» **Problem requirements**:
Would you copy out the whole listing exactly as given?

Records excerpted from a collection
* BEGIN *

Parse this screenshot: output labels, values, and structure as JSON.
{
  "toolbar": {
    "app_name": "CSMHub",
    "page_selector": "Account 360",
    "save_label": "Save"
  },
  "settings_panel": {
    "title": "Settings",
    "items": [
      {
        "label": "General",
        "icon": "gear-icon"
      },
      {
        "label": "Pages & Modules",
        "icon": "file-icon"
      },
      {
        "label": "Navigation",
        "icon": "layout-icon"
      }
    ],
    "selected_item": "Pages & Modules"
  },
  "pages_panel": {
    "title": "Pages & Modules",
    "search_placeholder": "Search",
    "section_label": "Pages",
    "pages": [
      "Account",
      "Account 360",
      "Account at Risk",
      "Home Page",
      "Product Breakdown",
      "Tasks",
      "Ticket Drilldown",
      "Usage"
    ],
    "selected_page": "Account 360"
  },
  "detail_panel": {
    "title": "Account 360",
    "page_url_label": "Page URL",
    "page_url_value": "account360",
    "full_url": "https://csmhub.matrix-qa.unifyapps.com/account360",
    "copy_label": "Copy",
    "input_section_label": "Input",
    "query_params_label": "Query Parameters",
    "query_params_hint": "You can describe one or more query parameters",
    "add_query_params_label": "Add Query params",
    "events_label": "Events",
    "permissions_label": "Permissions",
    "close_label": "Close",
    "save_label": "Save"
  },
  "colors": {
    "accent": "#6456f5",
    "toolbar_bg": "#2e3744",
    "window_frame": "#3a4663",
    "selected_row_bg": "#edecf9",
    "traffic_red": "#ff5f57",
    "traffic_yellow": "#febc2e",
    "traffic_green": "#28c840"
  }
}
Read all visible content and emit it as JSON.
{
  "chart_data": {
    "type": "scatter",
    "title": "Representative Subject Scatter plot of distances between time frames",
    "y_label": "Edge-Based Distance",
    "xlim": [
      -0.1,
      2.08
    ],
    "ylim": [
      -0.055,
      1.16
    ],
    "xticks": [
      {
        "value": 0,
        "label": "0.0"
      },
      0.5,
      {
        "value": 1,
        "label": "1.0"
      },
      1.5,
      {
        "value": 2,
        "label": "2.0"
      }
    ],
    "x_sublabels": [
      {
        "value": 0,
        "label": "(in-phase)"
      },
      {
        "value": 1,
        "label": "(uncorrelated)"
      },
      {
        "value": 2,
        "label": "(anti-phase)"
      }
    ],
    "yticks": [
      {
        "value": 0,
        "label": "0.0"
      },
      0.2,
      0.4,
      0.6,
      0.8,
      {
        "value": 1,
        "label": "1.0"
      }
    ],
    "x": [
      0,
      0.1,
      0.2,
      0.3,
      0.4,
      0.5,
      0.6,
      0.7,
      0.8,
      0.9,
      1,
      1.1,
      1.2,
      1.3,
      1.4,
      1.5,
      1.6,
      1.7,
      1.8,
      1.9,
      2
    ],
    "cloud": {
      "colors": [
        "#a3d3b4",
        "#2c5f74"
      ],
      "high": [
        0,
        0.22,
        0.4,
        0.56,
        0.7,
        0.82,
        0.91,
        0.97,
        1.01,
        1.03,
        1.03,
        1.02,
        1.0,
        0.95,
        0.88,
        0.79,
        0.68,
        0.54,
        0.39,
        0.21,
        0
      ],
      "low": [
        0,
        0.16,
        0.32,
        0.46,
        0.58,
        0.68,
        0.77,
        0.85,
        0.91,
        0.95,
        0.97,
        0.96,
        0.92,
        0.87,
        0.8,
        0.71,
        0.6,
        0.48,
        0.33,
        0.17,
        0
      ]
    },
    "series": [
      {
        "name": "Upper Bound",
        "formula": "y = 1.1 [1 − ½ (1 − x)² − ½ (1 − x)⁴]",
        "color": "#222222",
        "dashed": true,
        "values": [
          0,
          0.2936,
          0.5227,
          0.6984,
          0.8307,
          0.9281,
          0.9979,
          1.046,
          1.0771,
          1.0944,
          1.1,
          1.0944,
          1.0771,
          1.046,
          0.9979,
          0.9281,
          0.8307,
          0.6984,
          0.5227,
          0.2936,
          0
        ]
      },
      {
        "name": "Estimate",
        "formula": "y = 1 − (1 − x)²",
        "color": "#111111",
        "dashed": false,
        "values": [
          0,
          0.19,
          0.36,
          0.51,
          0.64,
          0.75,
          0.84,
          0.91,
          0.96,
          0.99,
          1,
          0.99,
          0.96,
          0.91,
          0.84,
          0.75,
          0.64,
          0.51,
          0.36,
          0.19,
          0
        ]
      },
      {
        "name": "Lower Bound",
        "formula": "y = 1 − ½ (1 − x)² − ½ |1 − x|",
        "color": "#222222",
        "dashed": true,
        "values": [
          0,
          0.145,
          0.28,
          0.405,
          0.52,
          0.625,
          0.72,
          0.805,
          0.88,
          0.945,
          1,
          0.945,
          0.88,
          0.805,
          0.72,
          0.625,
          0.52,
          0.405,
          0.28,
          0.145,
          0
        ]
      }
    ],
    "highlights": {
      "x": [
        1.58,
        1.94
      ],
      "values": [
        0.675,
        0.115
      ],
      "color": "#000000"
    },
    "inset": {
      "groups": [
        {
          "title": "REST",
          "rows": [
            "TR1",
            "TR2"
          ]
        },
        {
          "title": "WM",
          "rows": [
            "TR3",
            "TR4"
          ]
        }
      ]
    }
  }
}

* END *

» **Answer to the problem**:
Parse this screenshot: output labels, values, and structure as JSON.
{
  "toolbar": {
    "app_name": "CSMHub",
    "page_selector": "Account 360",
    "save_label": "Save"
  },
  "settings_panel": {
    "title": "Settings",
    "items": [
      {
        "label": "General",
        "icon": "gear-icon"
      },
      {
        "label": "Pages & Modules",
        "icon": "file-icon"
      },
      {
        "label": "Navigation",
        "icon": "layout-icon"
      }
    ],
    "selected_item": "Pages & Modules"
  },
  "pages_panel": {
    "title": "Pages & Modules",
    "search_placeholder": "Search",
    "section_label": "Pages",
    "pages": [
      "Account",
      "Account 360",
      "Account at Risk",
      "Home Page",
      "Product Breakdown",
      "Tasks",
      "Ticket Drilldown",
      "Usage"
    ],
    "selected_page": "Account 360"
  },
  "detail_panel": {
    "title": "Account 360",
    "page_url_label": "Page URL",
    "page_url_value": "account360",
    "full_url": "https://csmhub.matrix-qa.unifyapps.com/account360",
    "copy_label": "Copy",
    "input_section_label": "Input",
    "query_params_label": "Query Parameters",
    "query_params_hint": "You can describe one or more query parameters",
    "add_query_params_label": "Add Query params",
    "events_label": "Events",
    "permissions_label": "Permissions",
    "close_label": "Close",
    "save_label": "Save"
  },
  "colors": {
    "accent": "#6456f5",
    "toolbar_bg": "#2e3744",
    "window_frame": "#3a4663",
    "selected_row_bg": "#edecf9",
    "traffic_red": "#ff5f57",
    "traffic_yellow": "#febc2e",
    "traffic_green": "#28c840"
  }
}
Read all visible content and emit it as JSON.
{
  "chart_data": {
    "type": "scatter",
    "title": "Representative Subject Scatter plot of distances between time frames",
    "y_label": "Edge-Based Distance",
    "xlim": [
      -0.1,
      2.08
    ],
    "ylim": [
      -0.055,
      1.16
    ],
    "xticks": [
      {
        "value": 0,
        "label": "0.0"
      },
      0.5,
      {
        "value": 1,
        "label": "1.0"
      },
      1.5,
      {
        "value": 2,
        "label": "2.0"
      }
    ],
    "x_sublabels": [
      {
        "value": 0,
        "label": "(in-phase)"
      },
      {
        "value": 1,
        "label": "(uncorrelated)"
      },
      {
        "value": 2,
        "label": "(anti-phase)"
      }
    ],
    "yticks": [
      {
        "value": 0,
        "label": "0.0"
      },
      0.2,
      0.4,
      0.6,
      0.8,
      {
        "value": 1,
        "label": "1.0"
      }
    ],
    "x": [
      0,
      0.1,
      0.2,
      0.3,
      0.4,
      0.5,
      0.6,
      0.7,
      0.8,
      0.9,
      1,
      1.1,
      1.2,
      1.3,
      1.4,
      1.5,
      1.6,
      1.7,
      1.8,
      1.9,
      2
    ],
    "cloud": {
      "colors": [
        "#a3d3b4",
        "#2c5f74"
      ],
      "high": [
        0,
        0.22,
        0.4,
        0.56,
        0.7,
        0.82,
        0.91,
        0.97,
        1.01,
        1.03,
        1.03,
        1.02,
        1.0,
        0.95,
        0.88,
        0.79,
        0.68,
        0.54,
        0.39,
        0.21,
        0
      ],
      "low": [
        0,
        0.16,
        0.32,
        0.46,
        0.58,
        0.68,
        0.77,
        0.85,
        0.91,
        0.95,
        0.97,
        0.96,
        0.92,
        0.87,
        0.8,
        0.71,
        0.6,
        0.48,
        0.33,
        0.17,
        0
      ]
    },
    "series": [
      {
        "name": "Upper Bound",
        "formula": "y = 1.1 [1 − ½ (1 − x)² − ½ (1 − x)⁴]",
        "color": "#222222",
        "dashed": true,
        "values": [
          0,
          0.2936,
          0.5227,
          0.6984,
          0.8307,
          0.9281,
          0.9979,
          1.046,
          1.0771,
          1.0944,
          1.1,
          1.0944,
          1.0771,
          1.046,
          0.9979,
          0.9281,
          0.8307,
          0.6984,
          0.5227,
          0.2936,
          0
        ]
      },
      {
        "name": "Estimate",
        "formula": "y = 1 − (1 − x)²",
        "color": "#111111",
        "dashed": false,
        "values": [
          0,
          0.19,
          0.36,
          0.51,
          0.64,
          0.75,
          0.84,
          0.91,
          0.96,
          0.99,
          1,
          0.99,
          0.96,
          0.91,
          0.84,
          0.75,
          0.64,
          0.51,
          0.36,
          0.19,
          0
        ]
      },
      {
        "name": "Lower Bound",
        "formula": "y = 1 − ½ (1 − x)² − ½ |1 − x|",
        "color": "#222222",
        "dashed": true,
        "values": [
          0,
          0.145,
          0.28,
          0.405,
          0.52,
          0.625,
          0.72,
          0.805,
          0.88,
          0.945,
          1,
          0.945,
          0.88,
          0.805,
          0.72,
          0.625,
          0.52,
          0.405,
          0.28,
          0.145,
          0
        ]
      }
    ],
    "highlights": {
      "x": [
        1.58,
        1.94
      ],
      "values": [
        0.675,
        0.115
      ],
      "color": "#000000"
    },
    "inset": {
      "groups": [
        {
          "title": "REST",
          "rows": [
            "TR1",
            "TR2"
          ]
        },
        {
          "title": "WM",
          "rows": [
            "TR3",
            "TR4"
          ]
        }
      ]
    }
  }
}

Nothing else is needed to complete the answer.